Keep only the lines of the listing that include the word "text", and copy them.
+++ Dataset content
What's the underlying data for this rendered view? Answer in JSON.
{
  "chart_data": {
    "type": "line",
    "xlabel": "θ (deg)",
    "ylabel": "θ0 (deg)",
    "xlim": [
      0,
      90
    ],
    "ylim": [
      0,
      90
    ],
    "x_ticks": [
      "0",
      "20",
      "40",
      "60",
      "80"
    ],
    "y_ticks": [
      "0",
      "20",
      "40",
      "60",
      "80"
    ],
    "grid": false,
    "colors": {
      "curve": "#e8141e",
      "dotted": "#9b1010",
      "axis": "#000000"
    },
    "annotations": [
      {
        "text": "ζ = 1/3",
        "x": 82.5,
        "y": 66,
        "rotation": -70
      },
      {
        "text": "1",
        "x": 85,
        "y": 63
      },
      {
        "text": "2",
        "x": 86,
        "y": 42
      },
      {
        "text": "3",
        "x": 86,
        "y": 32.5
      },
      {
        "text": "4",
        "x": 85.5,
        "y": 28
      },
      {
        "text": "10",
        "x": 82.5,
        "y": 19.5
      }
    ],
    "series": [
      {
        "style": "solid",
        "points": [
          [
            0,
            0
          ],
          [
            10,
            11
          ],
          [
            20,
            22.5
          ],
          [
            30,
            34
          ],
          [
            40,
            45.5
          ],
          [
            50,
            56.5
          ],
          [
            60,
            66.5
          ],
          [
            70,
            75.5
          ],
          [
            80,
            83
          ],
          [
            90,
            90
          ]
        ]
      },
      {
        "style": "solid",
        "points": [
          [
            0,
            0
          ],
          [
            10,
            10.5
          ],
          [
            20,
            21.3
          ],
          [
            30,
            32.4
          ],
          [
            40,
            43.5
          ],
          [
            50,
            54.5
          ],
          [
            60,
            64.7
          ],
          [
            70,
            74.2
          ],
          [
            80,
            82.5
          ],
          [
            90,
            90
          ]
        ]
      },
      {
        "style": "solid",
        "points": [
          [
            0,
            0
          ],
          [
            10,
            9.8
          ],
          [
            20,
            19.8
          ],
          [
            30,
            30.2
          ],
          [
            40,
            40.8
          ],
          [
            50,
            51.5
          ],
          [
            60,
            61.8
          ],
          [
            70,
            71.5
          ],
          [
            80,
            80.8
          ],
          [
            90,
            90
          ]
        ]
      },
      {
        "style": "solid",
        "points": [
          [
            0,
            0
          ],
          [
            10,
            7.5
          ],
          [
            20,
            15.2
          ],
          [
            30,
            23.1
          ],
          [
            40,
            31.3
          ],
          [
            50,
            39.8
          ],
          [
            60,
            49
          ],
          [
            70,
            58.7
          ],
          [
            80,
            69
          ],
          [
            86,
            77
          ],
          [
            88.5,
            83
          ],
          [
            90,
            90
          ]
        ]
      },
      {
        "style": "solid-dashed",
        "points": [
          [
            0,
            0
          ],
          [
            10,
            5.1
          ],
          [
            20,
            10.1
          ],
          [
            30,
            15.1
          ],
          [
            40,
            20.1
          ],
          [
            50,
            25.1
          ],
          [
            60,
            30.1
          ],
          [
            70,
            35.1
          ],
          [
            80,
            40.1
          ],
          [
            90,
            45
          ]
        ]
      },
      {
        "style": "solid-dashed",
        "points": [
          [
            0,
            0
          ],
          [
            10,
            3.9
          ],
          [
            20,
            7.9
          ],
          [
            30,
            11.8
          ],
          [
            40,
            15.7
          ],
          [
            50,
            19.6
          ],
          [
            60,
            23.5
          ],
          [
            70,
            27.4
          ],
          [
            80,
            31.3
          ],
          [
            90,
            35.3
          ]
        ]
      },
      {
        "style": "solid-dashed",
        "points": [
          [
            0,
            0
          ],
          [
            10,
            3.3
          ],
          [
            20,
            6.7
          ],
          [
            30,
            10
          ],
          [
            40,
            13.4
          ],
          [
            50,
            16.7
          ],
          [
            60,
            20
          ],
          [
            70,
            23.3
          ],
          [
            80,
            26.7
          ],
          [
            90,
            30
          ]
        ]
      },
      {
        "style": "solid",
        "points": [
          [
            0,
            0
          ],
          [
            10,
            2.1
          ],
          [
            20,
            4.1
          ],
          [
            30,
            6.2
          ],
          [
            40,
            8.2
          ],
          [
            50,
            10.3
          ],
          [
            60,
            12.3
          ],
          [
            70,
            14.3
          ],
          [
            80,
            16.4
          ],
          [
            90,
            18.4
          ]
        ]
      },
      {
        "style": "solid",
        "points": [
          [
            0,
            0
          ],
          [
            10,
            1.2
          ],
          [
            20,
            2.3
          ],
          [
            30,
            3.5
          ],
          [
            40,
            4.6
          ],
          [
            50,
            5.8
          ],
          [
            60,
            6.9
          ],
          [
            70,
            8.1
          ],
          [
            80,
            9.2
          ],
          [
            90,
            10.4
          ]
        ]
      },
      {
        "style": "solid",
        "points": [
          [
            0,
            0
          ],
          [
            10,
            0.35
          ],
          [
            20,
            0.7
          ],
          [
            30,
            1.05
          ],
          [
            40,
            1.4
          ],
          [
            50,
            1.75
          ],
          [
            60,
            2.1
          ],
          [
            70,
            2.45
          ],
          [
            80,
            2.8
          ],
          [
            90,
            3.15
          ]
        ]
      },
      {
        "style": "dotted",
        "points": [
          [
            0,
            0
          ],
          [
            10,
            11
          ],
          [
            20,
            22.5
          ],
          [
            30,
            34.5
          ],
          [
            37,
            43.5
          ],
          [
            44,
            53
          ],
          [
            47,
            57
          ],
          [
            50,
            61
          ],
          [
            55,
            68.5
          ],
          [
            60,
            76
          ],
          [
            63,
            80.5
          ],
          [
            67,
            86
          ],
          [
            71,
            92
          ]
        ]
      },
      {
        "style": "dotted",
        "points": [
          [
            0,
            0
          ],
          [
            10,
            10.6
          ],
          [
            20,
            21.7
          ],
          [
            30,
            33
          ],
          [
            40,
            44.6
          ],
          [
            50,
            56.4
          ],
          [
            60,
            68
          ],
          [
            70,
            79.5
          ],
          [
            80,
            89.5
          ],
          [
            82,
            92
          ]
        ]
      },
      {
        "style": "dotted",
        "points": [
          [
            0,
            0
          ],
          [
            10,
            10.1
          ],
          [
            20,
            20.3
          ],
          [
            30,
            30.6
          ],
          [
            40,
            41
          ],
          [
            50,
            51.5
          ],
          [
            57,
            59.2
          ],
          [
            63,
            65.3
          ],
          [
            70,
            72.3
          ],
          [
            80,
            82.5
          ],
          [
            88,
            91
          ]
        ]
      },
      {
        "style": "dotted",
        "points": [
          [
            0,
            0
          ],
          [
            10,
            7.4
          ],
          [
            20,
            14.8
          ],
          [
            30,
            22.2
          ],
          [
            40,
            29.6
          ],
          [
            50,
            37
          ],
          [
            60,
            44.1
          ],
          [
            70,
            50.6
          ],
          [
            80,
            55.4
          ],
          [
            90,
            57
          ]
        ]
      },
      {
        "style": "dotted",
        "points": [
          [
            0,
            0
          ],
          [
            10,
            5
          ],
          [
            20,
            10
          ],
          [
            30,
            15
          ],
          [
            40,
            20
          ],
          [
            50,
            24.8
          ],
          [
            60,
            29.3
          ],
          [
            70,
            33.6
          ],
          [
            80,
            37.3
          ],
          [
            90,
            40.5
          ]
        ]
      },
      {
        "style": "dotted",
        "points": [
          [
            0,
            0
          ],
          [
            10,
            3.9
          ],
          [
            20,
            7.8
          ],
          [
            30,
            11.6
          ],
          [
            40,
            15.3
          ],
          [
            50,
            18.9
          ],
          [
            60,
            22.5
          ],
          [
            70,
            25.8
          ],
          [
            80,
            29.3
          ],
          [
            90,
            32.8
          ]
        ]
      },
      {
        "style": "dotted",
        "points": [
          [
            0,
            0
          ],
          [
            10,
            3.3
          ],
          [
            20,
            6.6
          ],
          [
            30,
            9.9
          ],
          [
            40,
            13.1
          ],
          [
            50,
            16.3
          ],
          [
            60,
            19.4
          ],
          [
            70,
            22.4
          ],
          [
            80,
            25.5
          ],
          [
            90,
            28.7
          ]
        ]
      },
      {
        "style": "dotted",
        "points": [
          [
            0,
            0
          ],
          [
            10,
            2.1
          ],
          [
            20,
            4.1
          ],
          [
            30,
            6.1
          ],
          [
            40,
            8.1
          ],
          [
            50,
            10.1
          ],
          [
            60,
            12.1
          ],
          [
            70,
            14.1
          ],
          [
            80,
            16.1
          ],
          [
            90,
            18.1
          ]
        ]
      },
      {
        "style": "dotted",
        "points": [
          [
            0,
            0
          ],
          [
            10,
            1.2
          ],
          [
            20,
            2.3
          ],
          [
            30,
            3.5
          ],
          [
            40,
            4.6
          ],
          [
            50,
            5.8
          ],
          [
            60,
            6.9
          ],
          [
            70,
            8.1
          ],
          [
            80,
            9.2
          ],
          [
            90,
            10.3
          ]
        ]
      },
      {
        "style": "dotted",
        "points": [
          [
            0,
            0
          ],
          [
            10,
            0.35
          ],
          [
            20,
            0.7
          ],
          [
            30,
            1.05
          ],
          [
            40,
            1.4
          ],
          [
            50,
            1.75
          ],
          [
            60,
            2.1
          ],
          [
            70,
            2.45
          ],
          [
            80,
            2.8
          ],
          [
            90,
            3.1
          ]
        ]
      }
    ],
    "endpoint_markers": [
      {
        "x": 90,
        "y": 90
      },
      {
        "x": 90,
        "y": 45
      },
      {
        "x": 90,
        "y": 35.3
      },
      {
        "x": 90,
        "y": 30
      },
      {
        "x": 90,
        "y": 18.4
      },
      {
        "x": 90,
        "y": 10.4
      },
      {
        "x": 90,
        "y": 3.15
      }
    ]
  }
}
++++++
== Solution below ==
        "text": "ζ = 1/3",
        "text": "1",
        "text": "2",
        "text": "3",
        "text": "4",
        "text": "10",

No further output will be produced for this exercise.